> Extract:
+++
# Elddis Autoquest 320 restoration and revamp



## ShineAndFinch (Jun 22, 2009)

Hi

We own a 1991 Elddis Autoquest 320. We need to do some restoration works as we have found some leaks that have led to extensive rot of the internal framing at roof level. I have found two pinhole leaks on the nearside rear and clearly there have been leaks around both of the rear roof lights. The more I dig the more I find. However looking at UKCampsites I see I'm not alone, and that there is an "I Fixed it club", which without doubt after my discoveries saved the old beast from going off to join the choir invisible.

My problem isn't so much the leaks, as I have the book "Build your own Motorcaravan", and all the fixed it clubs archives of advice, and I'd like to think I'm competent with glue, hammers and ordering tea. No: the problem I have is that our motor home is road side. I am looking for a barn or some such unit, but worst ways I'm going to have to work in the street. And here in lies the question I need answering. If I remove all the internal upper storage cupboards, bathroom and wardrobe floor to ceiling dividers/partitions am I going to compromise rigidity to the point that the unit could collapse in either high wind or as a result of a bus regularly whizzing past it and shaking it about?

The unit is a rear kitchen and bathroom model. So far I have only removed the old oven, fridge and entire shower room fittings (which I was going to do anyway). Now having stripped out some more of the damp insulation and wall board on the ceiling I have found that both of the inner timbers that run inside the insulation; one assumes previously bonded to the skin, are in actual fact no more than powdery black wet stuff. I suspect that the rot in these timbers runs a good way along the on both sides. If I continue to remove the rear wardrobe, LPG, internal cupboard, and upper storage cupboards, will all the stiffness of the shell be removed? There are obviously cross spanning timbers that are also rotten enough to warrant a rip and replace, and one which appears to have a damp induced dry rot.
+++
> Short exercise 1: According to the thread, what model year is the Elddis Autoquest 320 being restored?
> Short exercise 2: Return, unchanged, the part of the listing that opens with its first line and closes with the line containing "buffet-row: Булочка домашняя", both ends included.
The thread and the listing that follows it come from unrelated sources.

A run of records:
+++
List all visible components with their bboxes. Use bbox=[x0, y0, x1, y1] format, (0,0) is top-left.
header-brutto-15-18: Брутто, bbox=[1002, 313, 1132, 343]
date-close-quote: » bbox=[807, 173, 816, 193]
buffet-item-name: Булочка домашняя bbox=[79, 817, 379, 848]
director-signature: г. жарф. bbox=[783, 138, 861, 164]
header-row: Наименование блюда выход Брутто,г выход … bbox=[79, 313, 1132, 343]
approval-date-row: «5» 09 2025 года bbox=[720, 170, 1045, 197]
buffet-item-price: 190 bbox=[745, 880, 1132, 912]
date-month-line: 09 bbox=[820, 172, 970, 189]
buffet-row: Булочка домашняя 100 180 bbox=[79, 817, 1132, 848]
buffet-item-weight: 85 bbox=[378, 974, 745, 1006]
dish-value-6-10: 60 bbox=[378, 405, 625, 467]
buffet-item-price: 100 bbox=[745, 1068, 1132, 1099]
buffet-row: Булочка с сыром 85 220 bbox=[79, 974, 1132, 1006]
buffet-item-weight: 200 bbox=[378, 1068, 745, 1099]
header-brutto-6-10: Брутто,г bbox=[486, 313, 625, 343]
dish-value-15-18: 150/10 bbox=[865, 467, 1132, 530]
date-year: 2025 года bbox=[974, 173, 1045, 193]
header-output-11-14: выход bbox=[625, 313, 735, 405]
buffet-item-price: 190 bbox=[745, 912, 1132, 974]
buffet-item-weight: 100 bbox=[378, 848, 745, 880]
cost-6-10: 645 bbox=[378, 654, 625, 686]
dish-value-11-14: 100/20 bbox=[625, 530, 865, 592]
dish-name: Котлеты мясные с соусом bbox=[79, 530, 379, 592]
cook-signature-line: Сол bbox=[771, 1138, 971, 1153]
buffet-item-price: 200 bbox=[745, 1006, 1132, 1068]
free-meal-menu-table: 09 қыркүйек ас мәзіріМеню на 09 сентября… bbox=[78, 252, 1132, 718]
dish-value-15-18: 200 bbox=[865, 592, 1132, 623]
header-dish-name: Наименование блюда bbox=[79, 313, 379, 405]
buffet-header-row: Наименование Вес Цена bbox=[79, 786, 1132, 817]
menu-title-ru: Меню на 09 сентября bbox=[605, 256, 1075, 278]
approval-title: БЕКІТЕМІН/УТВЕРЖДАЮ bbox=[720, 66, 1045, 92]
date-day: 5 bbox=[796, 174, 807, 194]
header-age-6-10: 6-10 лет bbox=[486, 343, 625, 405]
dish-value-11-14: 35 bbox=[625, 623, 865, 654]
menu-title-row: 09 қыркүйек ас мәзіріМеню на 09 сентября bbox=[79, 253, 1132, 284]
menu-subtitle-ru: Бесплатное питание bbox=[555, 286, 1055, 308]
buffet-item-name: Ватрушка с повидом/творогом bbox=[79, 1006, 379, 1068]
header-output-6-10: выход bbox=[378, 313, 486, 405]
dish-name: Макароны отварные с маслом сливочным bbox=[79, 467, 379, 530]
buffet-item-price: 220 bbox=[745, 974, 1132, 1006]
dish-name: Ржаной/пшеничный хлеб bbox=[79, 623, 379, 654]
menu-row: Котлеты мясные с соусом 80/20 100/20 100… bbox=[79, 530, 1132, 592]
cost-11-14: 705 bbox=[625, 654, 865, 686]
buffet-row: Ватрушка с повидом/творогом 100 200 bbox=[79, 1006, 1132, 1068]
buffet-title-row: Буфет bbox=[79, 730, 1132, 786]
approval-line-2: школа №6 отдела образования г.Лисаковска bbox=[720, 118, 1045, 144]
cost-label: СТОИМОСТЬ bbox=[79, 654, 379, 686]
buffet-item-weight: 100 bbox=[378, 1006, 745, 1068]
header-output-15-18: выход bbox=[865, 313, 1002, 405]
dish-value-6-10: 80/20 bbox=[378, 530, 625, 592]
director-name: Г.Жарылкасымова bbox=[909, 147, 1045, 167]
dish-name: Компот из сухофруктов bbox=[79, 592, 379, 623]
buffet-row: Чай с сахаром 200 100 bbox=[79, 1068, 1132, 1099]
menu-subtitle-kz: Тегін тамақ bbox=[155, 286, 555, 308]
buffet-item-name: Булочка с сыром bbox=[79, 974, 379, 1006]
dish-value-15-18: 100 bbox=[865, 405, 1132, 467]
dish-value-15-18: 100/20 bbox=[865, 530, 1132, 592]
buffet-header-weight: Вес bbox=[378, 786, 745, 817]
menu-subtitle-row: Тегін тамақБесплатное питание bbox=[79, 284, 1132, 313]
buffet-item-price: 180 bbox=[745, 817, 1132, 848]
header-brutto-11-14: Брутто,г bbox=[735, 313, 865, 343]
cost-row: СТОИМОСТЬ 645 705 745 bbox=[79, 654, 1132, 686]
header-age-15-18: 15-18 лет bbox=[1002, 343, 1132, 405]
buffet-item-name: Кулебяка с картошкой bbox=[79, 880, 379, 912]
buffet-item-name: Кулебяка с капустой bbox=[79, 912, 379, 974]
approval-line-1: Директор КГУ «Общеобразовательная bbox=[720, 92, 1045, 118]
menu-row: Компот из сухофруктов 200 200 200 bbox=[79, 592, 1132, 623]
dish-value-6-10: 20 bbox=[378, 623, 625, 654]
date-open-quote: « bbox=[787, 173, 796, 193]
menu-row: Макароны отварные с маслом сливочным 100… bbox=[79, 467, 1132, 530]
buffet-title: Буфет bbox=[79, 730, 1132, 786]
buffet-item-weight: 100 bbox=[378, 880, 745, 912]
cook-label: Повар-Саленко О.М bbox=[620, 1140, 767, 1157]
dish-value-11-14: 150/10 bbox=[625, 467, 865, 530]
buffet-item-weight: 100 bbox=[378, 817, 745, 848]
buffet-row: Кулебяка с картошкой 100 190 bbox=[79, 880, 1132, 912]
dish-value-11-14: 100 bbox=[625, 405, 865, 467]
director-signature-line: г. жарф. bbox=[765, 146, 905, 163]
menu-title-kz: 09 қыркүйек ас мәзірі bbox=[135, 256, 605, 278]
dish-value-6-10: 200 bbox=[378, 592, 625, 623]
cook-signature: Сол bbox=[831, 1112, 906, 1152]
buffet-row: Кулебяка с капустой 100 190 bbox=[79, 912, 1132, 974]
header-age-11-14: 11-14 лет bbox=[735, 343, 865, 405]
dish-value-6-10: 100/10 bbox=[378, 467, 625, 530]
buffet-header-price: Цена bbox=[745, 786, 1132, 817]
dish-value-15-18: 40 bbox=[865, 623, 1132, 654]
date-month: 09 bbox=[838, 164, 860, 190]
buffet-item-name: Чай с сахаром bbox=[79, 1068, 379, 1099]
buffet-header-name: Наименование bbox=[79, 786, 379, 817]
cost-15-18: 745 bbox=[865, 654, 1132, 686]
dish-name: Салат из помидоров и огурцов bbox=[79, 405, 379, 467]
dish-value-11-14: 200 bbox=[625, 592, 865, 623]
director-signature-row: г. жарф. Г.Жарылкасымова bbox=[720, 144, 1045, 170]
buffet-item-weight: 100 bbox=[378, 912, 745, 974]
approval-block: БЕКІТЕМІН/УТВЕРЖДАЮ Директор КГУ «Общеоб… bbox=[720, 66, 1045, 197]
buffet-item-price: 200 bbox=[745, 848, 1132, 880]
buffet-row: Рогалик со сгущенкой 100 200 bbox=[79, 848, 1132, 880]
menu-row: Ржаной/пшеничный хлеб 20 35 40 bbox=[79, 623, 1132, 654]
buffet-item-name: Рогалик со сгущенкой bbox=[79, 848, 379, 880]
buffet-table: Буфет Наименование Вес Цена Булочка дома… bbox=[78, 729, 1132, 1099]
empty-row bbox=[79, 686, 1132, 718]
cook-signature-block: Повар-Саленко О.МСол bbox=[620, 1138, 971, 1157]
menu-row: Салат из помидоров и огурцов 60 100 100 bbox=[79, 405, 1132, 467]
+++
> Correct response 1: 1991

> Correct response 2:
List all visible components with their bboxes. Use bbox=[x0, y0, x1, y1] format, (0,0) is top-left.
header-brutto-15-18: Брутто, bbox=[1002, 313, 1132, 343]
date-close-quote: » bbox=[807, 173, 816, 193]
buffet-item-name: Булочка домашняя bbox=[79, 817, 379, 848]
director-signature: г. жарф. bbox=[783, 138, 861, 164]
header-row: Наименование блюда выход Брутто,г выход … bbox=[79, 313, 1132, 343]
approval-date-row: «5» 09 2025 года bbox=[720, 170, 1045, 197]
buffet-item-price: 190 bbox=[745, 880, 1132, 912]
date-month-line: 09 bbox=[820, 172, 970, 189]
buffet-row: Булочка домашняя 100 180 bbox=[79, 817, 1132, 848]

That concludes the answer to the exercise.